> **EXERCISE REQUIREMENTS**:
Print the listing as it stands, omitting all images.

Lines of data
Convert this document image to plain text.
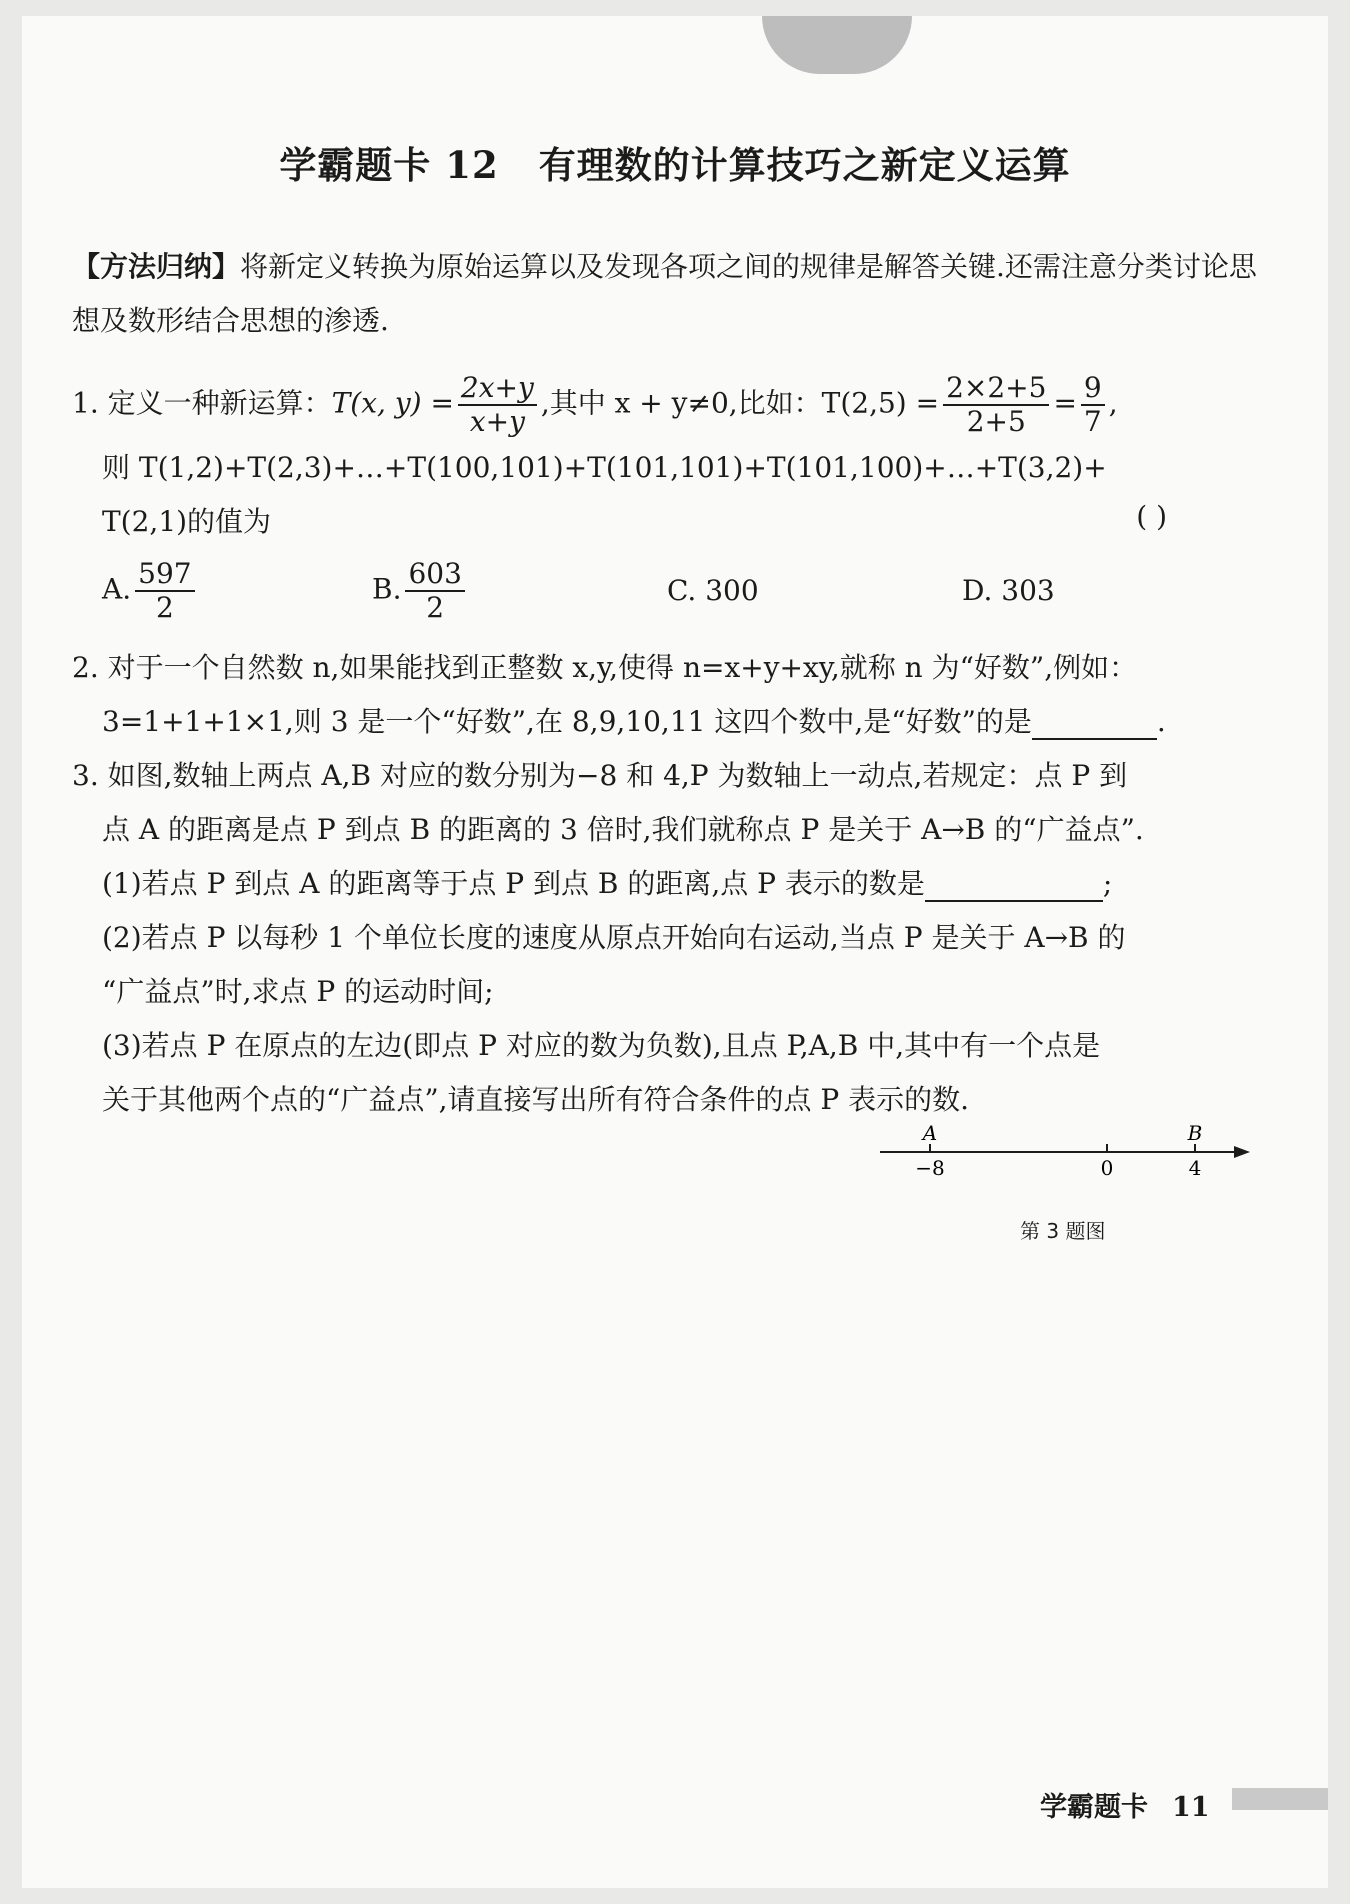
学霸题卡 12 有理数的计算技巧之新定义运算
【方法归纳】将新定义转换为原始运算以及发现各项之间的规律是解答关键.还需注意分类讨论思想及数形结合思想的渗透.
1. 定义一种新运算：T(x, $y) = \frac{2x+y}{x+y}$ ,其中 x + y≠0,比如：$T(2,5) = \frac{2\times 2+5}{2+5} = \frac{9}{7}$ ,
则 T(1,2)+T(2,3)+…+T(100,101)+T(101,101)+T(101,100)+…+T(3,2)+
T(2,1)的值为	( )
A. $\frac{597}{2}$	B. $\frac{603}{2}$	C. 300	D. 303
2. 对于一个自然数 n,如果能找到正整数 x,y,使得 n=x+y+xy,就称 n 为“好数”,例如：
3=1+1+1×1,则 3 是一个“好数”,在 8,9,10,11 这四个数中,是“好数”的是	.
3. 如图,数轴上两点 A,B 对应的数分别为−8 和 4,P 为数轴上一动点,若规定：点 P 到
点 A 的距离是点 P 到点 B 的距离的 3 倍时,我们就称点 P 是关于 A→B 的“广益点”.
(1)若点 P 到点 A 的距离等于点 P 到点 B 的距离,点 P 表示的数是	;
(2)若点 P 以每秒 1 个单位长度的速度从原点开始向右运动,当点 P 是关于 A→B 的
“广益点”时,求点 P 的运动时间;
(3)若点 P 在原点的左边(即点 P 对应的数为负数),且点 P,A,B 中,其中有一个点是
关于其他两个点的“广益点”,请直接写出所有符合条件的点 P 表示的数.
A	B
−8	0	4
第 3 题图
学霸题卡 11
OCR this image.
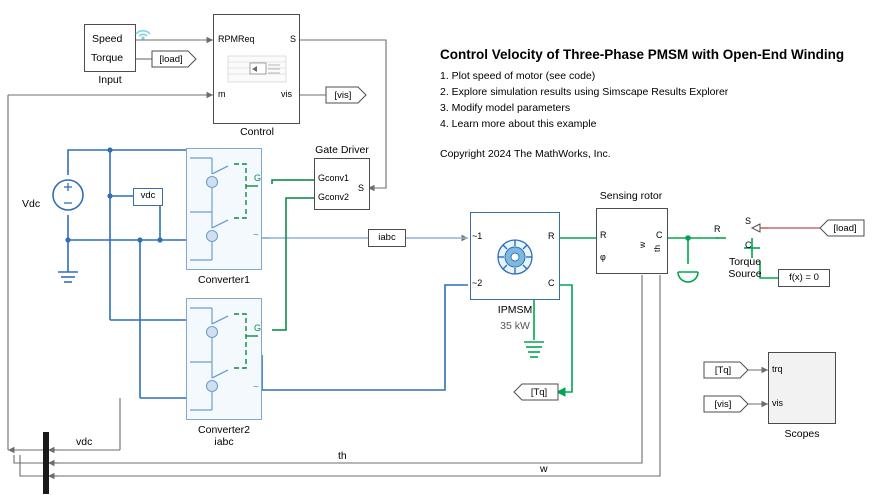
Speed
Torque
Input
[load]
RPMReq	S
m	vis
Control
[vis]
Gate Driver
Gconv1
Gconv2
S
Vdc
vdc
~
G
Converter1
G
~
Converter2
iabc
iabc	~1
~2
R
C
IPMSM
35 kW
Sensing rotor
R
φ
C
w th
Torque
Source
R
S
C
f(x) = 0
[load]
[Tq]
[Tq]
[vis]
trq
vis
Scopes
vdc
th
w
Control Velocity of Three-Phase PMSM with Open-End Winding
1. Plot speed of motor (see code)
2. Explore simulation results using Simscape Results Explorer
3. Modify model parameters
4. Learn more about this example
Copyright 2024 The MathWorks, Inc.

> **RESULT OF THIS EXERCISE**:
Convert this document image to plain text.
学霸题卡 12 有理数的计算技巧之新定义运算
【方法归纳】将新定义转换为原始运算以及发现各项之间的规律是解答关键.还需注意分类讨论思想及数形结合思想的渗透.
1. 定义一种新运算：T(x, $y) = \frac{2x+y}{x+y}$ ,其中 x + y≠0,比如：$T(2,5) = \frac{2\times 2+5}{2+5} = \frac{9}{7}$ ,
则 T(1,2)+T(2,3)+…+T(100,101)+T(101,101)+T(101,100)+…+T(3,2)+
T(2,1)的值为	( )
A. $\frac{597}{2}$	B. $\frac{603}{2}$	C. 300	D. 303
2. 对于一个自然数 n,如果能找到正整数 x,y,使得 n=x+y+xy,就称 n 为“好数”,例如：
3=1+1+1×1,则 3 是一个“好数”,在 8,9,10,11 这四个数中,是“好数”的是	.
3. 如图,数轴上两点 A,B 对应的数分别为−8 和 4,P 为数轴上一动点,若规定：点 P 到
点 A 的距离是点 P 到点 B 的距离的 3 倍时,我们就称点 P 是关于 A→B 的“广益点”.
(1)若点 P 到点 A 的距离等于点 P 到点 B 的距离,点 P 表示的数是	;
(2)若点 P 以每秒 1 个单位长度的速度从原点开始向右运动,当点 P 是关于 A→B 的
“广益点”时,求点 P 的运动时间;
(3)若点 P 在原点的左边(即点 P 对应的数为负数),且点 P,A,B 中,其中有一个点是
关于其他两个点的“广益点”,请直接写出所有符合条件的点 P 表示的数.
A	B
−8	0	4
第 3 题图
学霸题卡 11
OCR this image.
Speed
Torque
Input
[load]
RPMReq	S
m	vis
Control
[vis]
Gate Driver
Gconv1
Gconv2
S
Vdc
vdc
~
G
Converter1
G
~
Converter2
iabc
iabc	~1
~2
R
C
IPMSM
35 kW
Sensing rotor
R
φ
C
w th
Torque
Source
R
S
C
f(x) = 0
[load]
[Tq]
[Tq]
[vis]
trq
vis
Scopes
vdc
th
w
Control Velocity of Three-Phase PMSM with Open-End Winding
1. Plot speed of motor (see code)
2. Explore simulation results using Simscape Results Explorer
3. Modify model parameters
4. Learn more about this example
Copyright 2024 The MathWorks, Inc.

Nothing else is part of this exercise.